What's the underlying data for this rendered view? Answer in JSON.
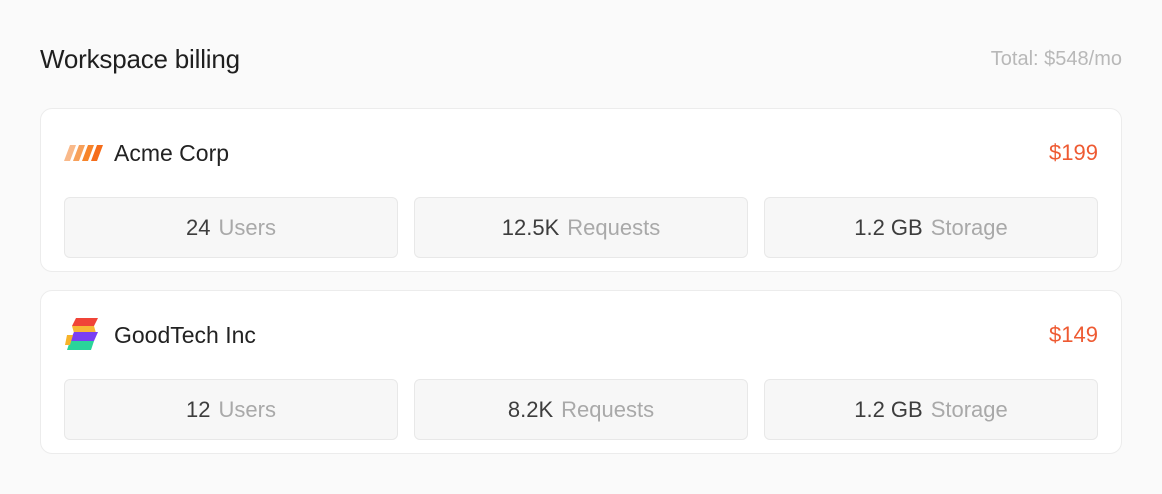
{
  "header": {
    "title": "Workspace billing",
    "total": "Total: $548/mo"
  },
  "workspaces": [
    {
      "name": "Acme Corp",
      "logo": "acme-stripes-icon",
      "price": "$199",
      "stats": [
        {
          "value": "24",
          "label": "Users"
        },
        {
          "value": "12.5K",
          "label": "Requests"
        },
        {
          "value": "1.2 GB",
          "label": "Storage"
        }
      ]
    },
    {
      "name": "GoodTech Inc",
      "logo": "goodtech-s-icon",
      "price": "$149",
      "stats": [
        {
          "value": "12",
          "label": "Users"
        },
        {
          "value": "8.2K",
          "label": "Requests"
        },
        {
          "value": "1.2 GB",
          "label": "Storage"
        }
      ]
    }
  ],
  "colors": {
    "price": "#ee5a32",
    "acme_logo": "#f7842a",
    "goodtech_logo": [
      "#f04438",
      "#7a3ff2",
      "#2ad49a",
      "#f7b32a"
    ]
  }
}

| GOAL OF THE EXERCISE |
Transcribe the listing above verbatim. Omit the pictures.

| SOLUTION TO THIS TASK |
What's the underlying data for this rendered view? Answer in JSON.
{
  "header": {
    "title": "Workspace billing",
    "total": "Total: $548/mo"
  },
  "workspaces": [
    {
      "name": "Acme Corp",
      "logo": "acme-stripes-icon",
      "price": "$199",
      "stats": [
        {
          "value": "24",
          "label": "Users"
        },
        {
          "value": "12.5K",
          "label": "Requests"
        },
        {
          "value": "1.2 GB",
          "label": "Storage"
        }
      ]
    },
    {
      "name": "GoodTech Inc",
      "logo": "goodtech-s-icon",
      "price": "$149",
      "stats": [
        {
          "value": "12",
          "label": "Users"
        },
        {
          "value": "8.2K",
          "label": "Requests"
        },
        {
          "value": "1.2 GB",
          "label": "Storage"
        }
      ]
    }
  ],
  "colors": {
    "price": "#ee5a32",
    "acme_logo": "#f7842a",
    "goodtech_logo": [
      "#f04438",
      "#7a3ff2",
      "#2ad49a",
      "#f7b32a"
    ]
  }
}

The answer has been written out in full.